INSTRUCTIONS FOR THE TASK
Please give the data below again in full, exactly as it stands.

--- DATASET ENTRIES Enclosed Below ---

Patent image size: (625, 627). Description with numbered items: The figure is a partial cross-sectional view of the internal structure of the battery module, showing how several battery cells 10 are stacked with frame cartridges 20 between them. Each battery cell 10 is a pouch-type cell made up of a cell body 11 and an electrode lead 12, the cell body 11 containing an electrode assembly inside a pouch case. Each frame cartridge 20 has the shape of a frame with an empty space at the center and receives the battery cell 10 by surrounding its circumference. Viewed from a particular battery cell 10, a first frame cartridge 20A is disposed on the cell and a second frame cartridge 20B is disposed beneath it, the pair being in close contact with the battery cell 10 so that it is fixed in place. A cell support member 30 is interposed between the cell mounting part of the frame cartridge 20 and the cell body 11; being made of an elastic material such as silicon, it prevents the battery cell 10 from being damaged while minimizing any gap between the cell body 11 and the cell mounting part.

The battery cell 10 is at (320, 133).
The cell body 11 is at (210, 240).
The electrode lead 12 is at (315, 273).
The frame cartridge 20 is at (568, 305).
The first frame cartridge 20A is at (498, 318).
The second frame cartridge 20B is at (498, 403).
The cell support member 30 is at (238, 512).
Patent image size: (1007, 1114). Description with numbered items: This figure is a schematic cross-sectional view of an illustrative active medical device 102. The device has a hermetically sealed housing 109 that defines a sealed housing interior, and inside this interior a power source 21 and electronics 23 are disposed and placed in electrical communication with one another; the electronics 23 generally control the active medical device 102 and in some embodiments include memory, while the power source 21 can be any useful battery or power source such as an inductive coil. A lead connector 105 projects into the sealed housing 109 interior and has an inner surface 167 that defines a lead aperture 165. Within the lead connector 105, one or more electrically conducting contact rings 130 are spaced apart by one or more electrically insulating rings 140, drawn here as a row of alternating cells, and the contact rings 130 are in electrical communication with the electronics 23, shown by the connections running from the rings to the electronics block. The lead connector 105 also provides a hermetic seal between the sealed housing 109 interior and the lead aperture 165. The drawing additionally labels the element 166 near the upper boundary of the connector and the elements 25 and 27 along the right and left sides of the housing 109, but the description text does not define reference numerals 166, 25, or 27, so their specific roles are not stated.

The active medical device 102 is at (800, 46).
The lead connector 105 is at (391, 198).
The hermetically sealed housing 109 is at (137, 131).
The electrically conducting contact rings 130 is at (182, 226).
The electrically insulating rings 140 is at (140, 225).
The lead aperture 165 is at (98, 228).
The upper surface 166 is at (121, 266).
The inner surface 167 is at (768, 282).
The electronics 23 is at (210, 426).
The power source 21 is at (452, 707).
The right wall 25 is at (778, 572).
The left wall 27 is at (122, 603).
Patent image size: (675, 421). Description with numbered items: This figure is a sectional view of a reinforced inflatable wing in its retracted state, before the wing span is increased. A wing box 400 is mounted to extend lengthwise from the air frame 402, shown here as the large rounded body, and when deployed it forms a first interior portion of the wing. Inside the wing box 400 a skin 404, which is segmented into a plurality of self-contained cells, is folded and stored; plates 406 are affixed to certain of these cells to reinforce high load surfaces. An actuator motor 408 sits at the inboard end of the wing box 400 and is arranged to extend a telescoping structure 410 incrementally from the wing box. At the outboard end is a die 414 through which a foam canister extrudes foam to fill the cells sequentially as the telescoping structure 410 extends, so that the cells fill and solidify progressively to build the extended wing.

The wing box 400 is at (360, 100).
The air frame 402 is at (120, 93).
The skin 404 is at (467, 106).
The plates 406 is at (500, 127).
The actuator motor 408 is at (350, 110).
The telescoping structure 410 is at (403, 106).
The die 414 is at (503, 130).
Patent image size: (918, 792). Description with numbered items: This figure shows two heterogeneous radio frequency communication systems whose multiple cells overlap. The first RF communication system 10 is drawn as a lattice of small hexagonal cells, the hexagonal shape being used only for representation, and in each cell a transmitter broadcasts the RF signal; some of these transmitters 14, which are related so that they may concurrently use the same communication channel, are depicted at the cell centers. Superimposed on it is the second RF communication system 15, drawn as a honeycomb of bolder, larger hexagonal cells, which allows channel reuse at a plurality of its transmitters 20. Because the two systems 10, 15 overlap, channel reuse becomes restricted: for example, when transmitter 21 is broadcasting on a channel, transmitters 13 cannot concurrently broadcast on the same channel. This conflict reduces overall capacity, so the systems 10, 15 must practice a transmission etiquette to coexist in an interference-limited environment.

--- End of Enclosed DATASET ENTRIES ---

ANSWER AREA
Patent image size: (625, 627). Description with numbered items: The figure is a partial cross-sectional view of the internal structure of the battery module, showing how several battery cells 10 are stacked with frame cartridges 20 between them. Each battery cell 10 is a pouch-type cell made up of a cell body 11 and an electrode lead 12, the cell body 11 containing an electrode assembly inside a pouch case. Each frame cartridge 20 has the shape of a frame with an empty space at the center and receives the battery cell 10 by surrounding its circumference. Viewed from a particular battery cell 10, a first frame cartridge 20A is disposed on the cell and a second frame cartridge 20B is disposed beneath it, the pair being in close contact with the battery cell 10 so that it is fixed in place. A cell support member 30 is interposed between the cell mounting part of the frame cartridge 20 and the cell body 11; being made of an elastic material such as silicon, it prevents the battery cell 10 from being damaged while minimizing any gap between the cell body 11 and the cell mounting part.

The battery cell 10 is at (320, 133).
The cell body 11 is at (210, 240).
The electrode lead 12 is at (315, 273).
The frame cartridge 20 is at (568, 305).
The first frame cartridge 20A is at (498, 318).
The second frame cartridge 20B is at (498, 403).
The cell support member 30 is at (238, 512).
Patent image size: (1007, 1114). Description with numbered items: This figure is a schematic cross-sectional view of an illustrative active medical device 102. The device has a hermetically sealed housing 109 that defines a sealed housing interior, and inside this interior a power source 21 and electronics 23 are disposed and placed in electrical communication with one another; the electronics 23 generally control the active medical device 102 and in some embodiments include memory, while the power source 21 can be any useful battery or power source such as an inductive coil. A lead connector 105 projects into the sealed housing 109 interior and has an inner surface 167 that defines a lead aperture 165. Within the lead connector 105, one or more electrically conducting contact rings 130 are spaced apart by one or more electrically insulating rings 140, drawn here as a row of alternating cells, and the contact rings 130 are in electrical communication with the electronics 23, shown by the connections running from the rings to the electronics block. The lead connector 105 also provides a hermetic seal between the sealed housing 109 interior and the lead aperture 165. The drawing additionally labels the element 166 near the upper boundary of the connector and the elements 25 and 27 along the right and left sides of the housing 109, but the description text does not define reference numerals 166, 25, or 27, so their specific roles are not stated.

The active medical device 102 is at (800, 46).
The lead connector 105 is at (391, 198).
The hermetically sealed housing 109 is at (137, 131).
The electrically conducting contact rings 130 is at (182, 226).
The electrically insulating rings 140 is at (140, 225).
The lead aperture 165 is at (98, 228).
The upper surface 166 is at (121, 266).
The inner surface 167 is at (768, 282).
The electronics 23 is at (210, 426).
The power source 21 is at (452, 707).
The right wall 25 is at (778, 572).
The left wall 27 is at (122, 603).
Patent image size: (675, 421). Description with numbered items: This figure is a sectional view of a reinforced inflatable wing in its retracted state, before the wing span is increased. A wing box 400 is mounted to extend lengthwise from the air frame 402, shown here as the large rounded body, and when deployed it forms a first interior portion of the wing. Inside the wing box 400 a skin 404, which is segmented into a plurality of self-contained cells, is folded and stored; plates 406 are affixed to certain of these cells to reinforce high load surfaces. An actuator motor 408 sits at the inboard end of the wing box 400 and is arranged to extend a telescoping structure 410 incrementally from the wing box. At the outboard end is a die 414 through which a foam canister extrudes foam to fill the cells sequentially as the telescoping structure 410 extends, so that the cells fill and solidify progressively to build the extended wing.

The wing box 400 is at (360, 100).
The air frame 402 is at (120, 93).
The skin 404 is at (467, 106).
The plates 406 is at (500, 127).
The actuator motor 408 is at (350, 110).
The telescoping structure 410 is at (403, 106).
The die 414 is at (503, 130).
Patent image size: (918, 792). Description with numbered items: This figure shows two heterogeneous radio frequency communication systems whose multiple cells overlap. The first RF communication system 10 is drawn as a lattice of small hexagonal cells, the hexagonal shape being used only for representation, and in each cell a transmitter broadcasts the RF signal; some of these transmitters 14, which are related so that they may concurrently use the same communication channel, are depicted at the cell centers. Superimposed on it is the second RF communication system 15, drawn as a honeycomb of bolder, larger hexagonal cells, which allows channel reuse at a plurality of its transmitters 20. Because the two systems 10, 15 overlap, channel reuse becomes restricted: for example, when transmitter 21 is broadcasting on a channel, transmitters 13 cannot concurrently broadcast on the same channel. This conflict reduces overall capacity, so the systems 10, 15 must practice a transmission etiquette to coexist in an interference-limited environment.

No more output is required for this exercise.